* _Your task_
Omit the images. Copy each entry word for word.

* _Data entries_
- - - - - - -

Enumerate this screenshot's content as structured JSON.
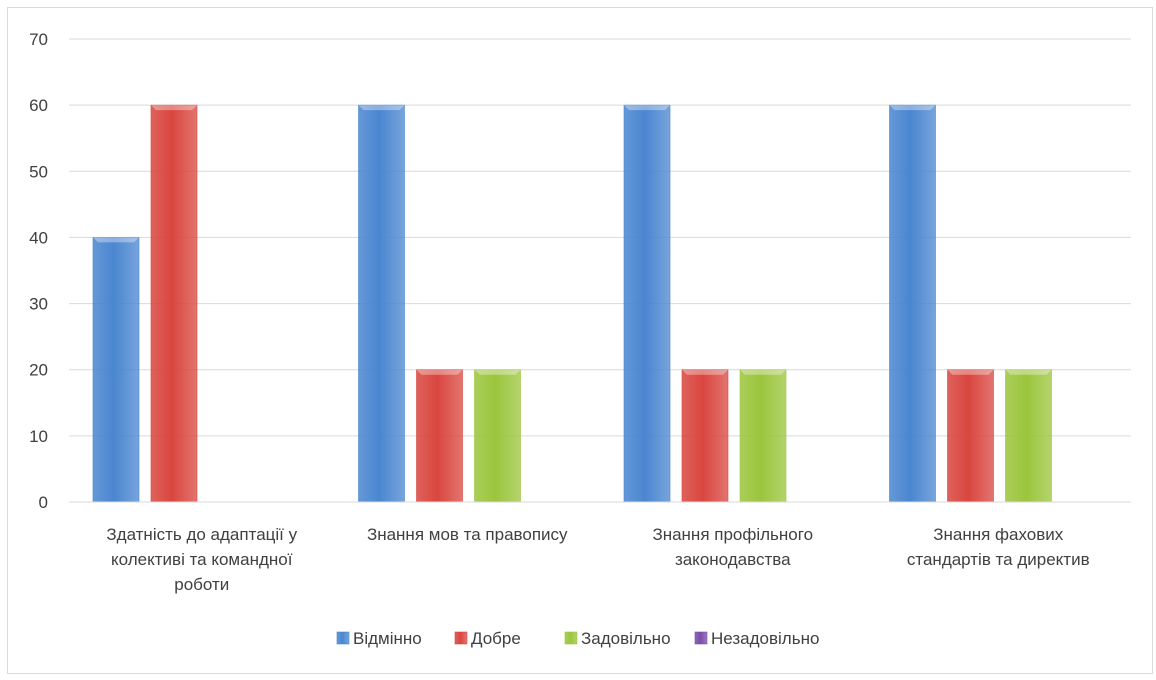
{
  "chart_data": {
    "type": "bar",
    "categories": [
      [
        "Здатність до адаптації у",
        "колективі та командної",
        "роботи"
      ],
      [
        "Знання мов та правопису"
      ],
      [
        "Знання профільного",
        "законодавства"
      ],
      [
        "Знання фахових",
        "стандартів та директив"
      ]
    ],
    "series": [
      {
        "name": "Відмінно",
        "color": "#4a86d0",
        "values": [
          40,
          60,
          60,
          60
        ]
      },
      {
        "name": "Добре",
        "color": "#d9463f",
        "values": [
          60,
          20,
          20,
          20
        ]
      },
      {
        "name": "Задовільно",
        "color": "#9bc53c",
        "values": [
          0,
          20,
          20,
          20
        ]
      },
      {
        "name": "Незадовільно",
        "color": "#7a4ea8",
        "values": [
          0,
          0,
          0,
          0
        ]
      }
    ],
    "y_ticks": [
      "0",
      "10",
      "20",
      "30",
      "40",
      "50",
      "60",
      "70"
    ],
    "ylim": [
      0,
      70
    ],
    "grid": true,
    "legend_position": "bottom"
  }
}
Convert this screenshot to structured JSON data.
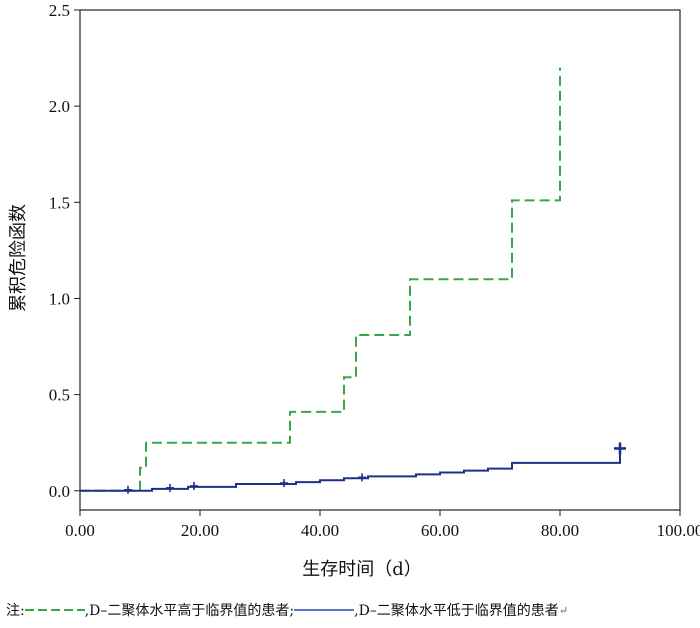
{
  "chart_data": {
    "type": "line",
    "step": true,
    "xlabel": "生存时间（d）",
    "ylabel": "累积危险函数",
    "xlim": [
      0,
      100
    ],
    "ylim": [
      -0.1,
      2.5
    ],
    "x_ticks": [
      "0.00",
      "20.00",
      "40.00",
      "60.00",
      "80.00",
      "100.00"
    ],
    "x_tick_values": [
      0,
      20,
      40,
      60,
      80,
      100
    ],
    "y_ticks": [
      "0.0",
      "0.5",
      "1.0",
      "1.5",
      "2.0",
      "2.5"
    ],
    "y_tick_values": [
      0,
      0.5,
      1.0,
      1.5,
      2.0,
      2.5
    ],
    "grid": false,
    "series": [
      {
        "color": "#3aa64a",
        "dash": "dashed",
        "x": [
          0,
          10,
          11,
          35,
          44,
          46,
          55,
          72,
          80
        ],
        "y": [
          0,
          0.12,
          0.25,
          0.41,
          0.59,
          0.81,
          1.1,
          1.51,
          2.2
        ],
        "censored_x": [],
        "censored_y": []
      },
      {
        "color": "#1f2f8a",
        "dash": "solid",
        "x": [
          0,
          12,
          18,
          26,
          36,
          40,
          44,
          48,
          56,
          60,
          64,
          68,
          72,
          90
        ],
        "y": [
          0,
          0.01,
          0.02,
          0.035,
          0.045,
          0.055,
          0.065,
          0.075,
          0.085,
          0.095,
          0.105,
          0.115,
          0.145,
          0.22
        ],
        "censored_x": [
          8,
          15,
          19,
          34,
          47,
          90
        ],
        "censored_y": [
          0.005,
          0.015,
          0.025,
          0.04,
          0.07,
          0.22
        ]
      }
    ]
  },
  "footnote": {
    "prefix": "注:",
    "entry1": ",D–二聚体水平高于临界值的患者;",
    "entry2": ",D–二聚体水平低于临界值的患者",
    "end_mark": "↵"
  }
}
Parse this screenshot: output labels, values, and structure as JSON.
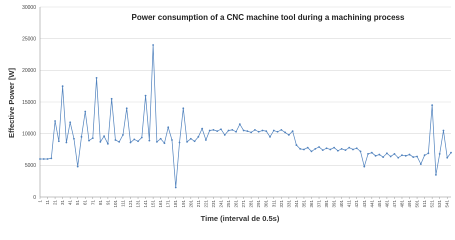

- - - - - - -

* _Response to this task_
Enumerate this screenshot's content as structured JSON.
{
  "chart_data": {
    "type": "bar",
    "categories": [
      [
        "Здатність до адаптації у",
        "колективі та командної",
        "роботи"
      ],
      [
        "Знання мов та правопису"
      ],
      [
        "Знання профільного",
        "законодавства"
      ],
      [
        "Знання фахових",
        "стандартів та директив"
      ]
    ],
    "series": [
      {
        "name": "Відмінно",
        "color": "#4a86d0",
        "values": [
          40,
          60,
          60,
          60
        ]
      },
      {
        "name": "Добре",
        "color": "#d9463f",
        "values": [
          60,
          20,
          20,
          20
        ]
      },
      {
        "name": "Задовільно",
        "color": "#9bc53c",
        "values": [
          0,
          20,
          20,
          20
        ]
      },
      {
        "name": "Незадовільно",
        "color": "#7a4ea8",
        "values": [
          0,
          0,
          0,
          0
        ]
      }
    ],
    "y_ticks": [
      "0",
      "10",
      "20",
      "30",
      "40",
      "50",
      "60",
      "70"
    ],
    "ylim": [
      0,
      70
    ],
    "grid": true,
    "legend_position": "bottom"
  }
}
Convert this screenshot to structured JSON data.
{
  "chart_data": {
    "type": "line",
    "step": true,
    "xlabel": "生存时间（d）",
    "ylabel": "累积危险函数",
    "xlim": [
      0,
      100
    ],
    "ylim": [
      -0.1,
      2.5
    ],
    "x_ticks": [
      "0.00",
      "20.00",
      "40.00",
      "60.00",
      "80.00",
      "100.00"
    ],
    "x_tick_values": [
      0,
      20,
      40,
      60,
      80,
      100
    ],
    "y_ticks": [
      "0.0",
      "0.5",
      "1.0",
      "1.5",
      "2.0",
      "2.5"
    ],
    "y_tick_values": [
      0,
      0.5,
      1.0,
      1.5,
      2.0,
      2.5
    ],
    "grid": false,
    "series": [
      {
        "color": "#3aa64a",
        "dash": "dashed",
        "x": [
          0,
          10,
          11,
          35,
          44,
          46,
          55,
          72,
          80
        ],
        "y": [
          0,
          0.12,
          0.25,
          0.41,
          0.59,
          0.81,
          1.1,
          1.51,
          2.2
        ],
        "censored_x": [],
        "censored_y": []
      },
      {
        "color": "#1f2f8a",
        "dash": "solid",
        "x": [
          0,
          12,
          18,
          26,
          36,
          40,
          44,
          48,
          56,
          60,
          64,
          68,
          72,
          90
        ],
        "y": [
          0,
          0.01,
          0.02,
          0.035,
          0.045,
          0.055,
          0.065,
          0.075,
          0.085,
          0.095,
          0.105,
          0.115,
          0.145,
          0.22
        ],
        "censored_x": [
          8,
          15,
          19,
          34,
          47,
          90
        ],
        "censored_y": [
          0.005,
          0.015,
          0.025,
          0.04,
          0.07,
          0.22
        ]
      }
    ]
  },
  "footnote": {
    "prefix": "注:",
    "entry1": ",D–二聚体水平高于临界值的患者;",
    "entry2": ",D–二聚体水平低于临界值的患者",
    "end_mark": "↵"
  }
}
Parse this screenshot: output labels, values, and structure as JSON.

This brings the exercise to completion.